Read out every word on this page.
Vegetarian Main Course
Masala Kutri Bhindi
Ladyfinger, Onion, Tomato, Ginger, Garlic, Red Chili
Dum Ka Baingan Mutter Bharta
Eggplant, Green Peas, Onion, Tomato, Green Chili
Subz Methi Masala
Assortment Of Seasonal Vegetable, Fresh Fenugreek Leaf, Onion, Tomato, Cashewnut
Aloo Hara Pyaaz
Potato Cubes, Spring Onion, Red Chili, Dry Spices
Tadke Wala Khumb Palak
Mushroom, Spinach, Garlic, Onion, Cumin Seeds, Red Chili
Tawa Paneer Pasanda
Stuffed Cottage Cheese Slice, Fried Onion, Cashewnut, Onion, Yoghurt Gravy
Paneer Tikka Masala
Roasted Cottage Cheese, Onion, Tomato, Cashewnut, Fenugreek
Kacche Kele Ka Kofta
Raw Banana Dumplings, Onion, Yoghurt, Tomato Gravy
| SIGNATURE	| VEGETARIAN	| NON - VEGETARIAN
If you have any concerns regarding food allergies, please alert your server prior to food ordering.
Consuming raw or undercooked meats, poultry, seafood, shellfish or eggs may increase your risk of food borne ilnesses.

--

Give back all the records exactly as they stand.

Read out every word on this page.
Vegetarian Main Course
Masala Kutri Bhindi
Ladyfinger, Onion, Tomato, Ginger, Garlic, Red Chili
Dum Ka Baingan Mutter Bharta
Eggplant, Green Peas, Onion, Tomato, Green Chili
Subz Methi Masala
Assortment Of Seasonal Vegetable, Fresh Fenugreek Leaf, Onion, Tomato, Cashewnut
Aloo Hara Pyaaz
Potato Cubes, Spring Onion, Red Chili, Dry Spices
Tadke Wala Khumb Palak
Mushroom, Spinach, Garlic, Onion, Cumin Seeds, Red Chili
Tawa Paneer Pasanda
Stuffed Cottage Cheese Slice, Fried Onion, Cashewnut, Onion, Yoghurt Gravy
Paneer Tikka Masala
Roasted Cottage Cheese, Onion, Tomato, Cashewnut, Fenugreek
Kacche Kele Ka Kofta
Raw Banana Dumplings, Onion, Yoghurt, Tomato Gravy
| SIGNATURE	| VEGETARIAN	| NON - VEGETARIAN
If you have any concerns regarding food allergies, please alert your server prior to food ordering.
Consuming raw or undercooked meats, poultry, seafood, shellfish or eggs may increase your risk of food borne ilnesses.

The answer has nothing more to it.